Search the records below for the word "title" and show every line where it occurs.

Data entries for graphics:
++++++++++++++++++++
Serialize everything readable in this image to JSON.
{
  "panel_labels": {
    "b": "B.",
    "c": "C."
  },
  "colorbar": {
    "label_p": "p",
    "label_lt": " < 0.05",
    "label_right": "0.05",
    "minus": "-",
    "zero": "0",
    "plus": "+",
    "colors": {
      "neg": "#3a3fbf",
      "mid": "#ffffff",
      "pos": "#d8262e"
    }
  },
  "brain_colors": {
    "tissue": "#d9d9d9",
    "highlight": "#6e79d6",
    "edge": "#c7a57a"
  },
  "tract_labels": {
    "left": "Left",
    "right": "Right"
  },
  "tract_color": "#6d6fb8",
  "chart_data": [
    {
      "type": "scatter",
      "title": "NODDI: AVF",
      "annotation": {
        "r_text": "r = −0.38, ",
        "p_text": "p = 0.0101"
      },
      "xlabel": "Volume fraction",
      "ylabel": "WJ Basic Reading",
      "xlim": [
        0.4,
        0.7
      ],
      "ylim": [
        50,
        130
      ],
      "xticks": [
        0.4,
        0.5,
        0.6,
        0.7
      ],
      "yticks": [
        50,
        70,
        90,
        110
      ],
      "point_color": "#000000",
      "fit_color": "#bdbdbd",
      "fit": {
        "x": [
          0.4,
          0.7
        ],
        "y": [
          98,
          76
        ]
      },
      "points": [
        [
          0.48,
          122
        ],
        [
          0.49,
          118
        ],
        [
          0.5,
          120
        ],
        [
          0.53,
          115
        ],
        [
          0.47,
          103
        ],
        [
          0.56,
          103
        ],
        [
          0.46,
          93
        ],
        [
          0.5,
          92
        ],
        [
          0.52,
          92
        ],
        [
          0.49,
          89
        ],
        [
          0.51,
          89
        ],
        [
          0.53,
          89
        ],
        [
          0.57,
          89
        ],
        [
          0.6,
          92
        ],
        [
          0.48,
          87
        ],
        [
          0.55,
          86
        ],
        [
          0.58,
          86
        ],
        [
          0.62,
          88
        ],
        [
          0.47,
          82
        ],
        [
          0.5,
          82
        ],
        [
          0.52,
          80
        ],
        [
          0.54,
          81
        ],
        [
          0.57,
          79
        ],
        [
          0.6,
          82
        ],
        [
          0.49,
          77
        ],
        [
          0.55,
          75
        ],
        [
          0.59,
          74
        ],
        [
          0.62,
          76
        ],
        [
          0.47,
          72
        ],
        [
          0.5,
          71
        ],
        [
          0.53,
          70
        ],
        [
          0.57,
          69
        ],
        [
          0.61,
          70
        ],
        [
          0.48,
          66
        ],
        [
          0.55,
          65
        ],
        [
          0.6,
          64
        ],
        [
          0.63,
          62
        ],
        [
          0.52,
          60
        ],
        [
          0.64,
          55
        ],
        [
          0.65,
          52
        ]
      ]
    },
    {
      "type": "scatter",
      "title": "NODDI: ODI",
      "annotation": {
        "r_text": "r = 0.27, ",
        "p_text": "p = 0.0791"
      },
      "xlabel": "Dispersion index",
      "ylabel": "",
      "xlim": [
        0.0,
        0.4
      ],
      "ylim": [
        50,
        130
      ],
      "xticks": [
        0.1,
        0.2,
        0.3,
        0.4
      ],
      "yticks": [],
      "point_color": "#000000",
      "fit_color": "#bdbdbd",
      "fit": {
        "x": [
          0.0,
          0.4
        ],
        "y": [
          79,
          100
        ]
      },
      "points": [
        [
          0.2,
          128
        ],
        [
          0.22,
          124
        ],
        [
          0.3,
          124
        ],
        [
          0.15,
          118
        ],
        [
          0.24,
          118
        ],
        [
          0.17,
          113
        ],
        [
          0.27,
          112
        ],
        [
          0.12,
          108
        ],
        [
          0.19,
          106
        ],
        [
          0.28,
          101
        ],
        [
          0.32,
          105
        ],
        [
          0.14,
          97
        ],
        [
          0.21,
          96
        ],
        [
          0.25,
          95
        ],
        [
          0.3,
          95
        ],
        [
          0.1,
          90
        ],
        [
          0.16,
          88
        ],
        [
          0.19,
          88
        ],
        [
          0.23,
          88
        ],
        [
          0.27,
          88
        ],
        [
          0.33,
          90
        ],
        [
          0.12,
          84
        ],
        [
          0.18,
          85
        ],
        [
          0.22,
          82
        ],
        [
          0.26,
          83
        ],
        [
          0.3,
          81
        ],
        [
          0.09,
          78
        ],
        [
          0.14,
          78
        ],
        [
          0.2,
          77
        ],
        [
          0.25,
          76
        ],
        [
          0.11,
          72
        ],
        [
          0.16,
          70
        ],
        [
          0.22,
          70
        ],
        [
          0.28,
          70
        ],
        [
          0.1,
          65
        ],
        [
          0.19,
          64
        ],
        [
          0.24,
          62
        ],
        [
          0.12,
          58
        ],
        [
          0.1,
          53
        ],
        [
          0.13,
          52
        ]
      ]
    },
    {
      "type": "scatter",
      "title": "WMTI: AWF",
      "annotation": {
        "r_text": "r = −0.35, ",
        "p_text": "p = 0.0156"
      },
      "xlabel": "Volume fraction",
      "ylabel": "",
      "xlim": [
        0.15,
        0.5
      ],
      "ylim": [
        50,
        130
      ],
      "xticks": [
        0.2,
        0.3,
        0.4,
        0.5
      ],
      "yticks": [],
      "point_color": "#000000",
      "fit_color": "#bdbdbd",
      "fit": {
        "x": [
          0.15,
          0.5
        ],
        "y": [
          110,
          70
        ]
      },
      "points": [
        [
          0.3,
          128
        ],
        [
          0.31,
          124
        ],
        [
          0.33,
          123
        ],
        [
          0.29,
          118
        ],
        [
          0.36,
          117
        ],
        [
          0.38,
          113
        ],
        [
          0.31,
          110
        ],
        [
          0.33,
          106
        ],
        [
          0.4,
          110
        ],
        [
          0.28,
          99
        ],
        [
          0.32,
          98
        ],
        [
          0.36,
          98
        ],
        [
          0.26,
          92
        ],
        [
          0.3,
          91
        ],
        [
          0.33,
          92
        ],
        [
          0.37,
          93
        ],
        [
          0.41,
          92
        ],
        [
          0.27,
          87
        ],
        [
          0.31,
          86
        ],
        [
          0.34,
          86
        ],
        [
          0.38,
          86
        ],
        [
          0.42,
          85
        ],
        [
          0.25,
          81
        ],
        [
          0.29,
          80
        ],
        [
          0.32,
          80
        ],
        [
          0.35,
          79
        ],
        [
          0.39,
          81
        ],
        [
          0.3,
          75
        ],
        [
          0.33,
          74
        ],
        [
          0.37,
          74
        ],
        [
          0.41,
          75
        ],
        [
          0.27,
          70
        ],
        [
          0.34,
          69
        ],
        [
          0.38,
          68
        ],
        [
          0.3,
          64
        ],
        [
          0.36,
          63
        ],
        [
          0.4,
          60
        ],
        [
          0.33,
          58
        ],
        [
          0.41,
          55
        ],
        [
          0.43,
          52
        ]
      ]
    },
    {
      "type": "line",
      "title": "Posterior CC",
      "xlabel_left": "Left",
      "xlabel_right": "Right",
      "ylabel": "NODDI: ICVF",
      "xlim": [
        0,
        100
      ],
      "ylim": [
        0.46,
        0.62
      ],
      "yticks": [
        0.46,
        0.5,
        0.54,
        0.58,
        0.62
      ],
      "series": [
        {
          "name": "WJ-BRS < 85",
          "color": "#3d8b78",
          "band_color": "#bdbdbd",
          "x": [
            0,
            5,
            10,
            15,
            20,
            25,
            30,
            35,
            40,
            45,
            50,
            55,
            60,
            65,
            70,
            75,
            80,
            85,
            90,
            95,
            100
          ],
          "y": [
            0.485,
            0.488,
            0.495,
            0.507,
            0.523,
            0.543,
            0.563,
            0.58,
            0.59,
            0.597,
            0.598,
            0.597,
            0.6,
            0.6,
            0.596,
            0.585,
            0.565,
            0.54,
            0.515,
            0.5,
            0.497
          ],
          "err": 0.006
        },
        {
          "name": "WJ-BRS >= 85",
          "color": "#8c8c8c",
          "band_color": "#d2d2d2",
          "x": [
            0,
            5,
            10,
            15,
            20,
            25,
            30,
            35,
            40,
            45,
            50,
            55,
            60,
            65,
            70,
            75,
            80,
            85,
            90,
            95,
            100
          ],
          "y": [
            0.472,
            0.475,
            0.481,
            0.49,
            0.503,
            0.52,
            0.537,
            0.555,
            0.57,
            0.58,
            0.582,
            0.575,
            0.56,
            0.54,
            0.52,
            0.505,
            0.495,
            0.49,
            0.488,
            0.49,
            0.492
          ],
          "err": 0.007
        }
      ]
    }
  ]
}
++++++++++++++++++++
# The answer:
      "title": "NODDI: AVF",
      "title": "NODDI: ODI",
      "title": "WMTI: AWF",
      "title": "Posterior CC",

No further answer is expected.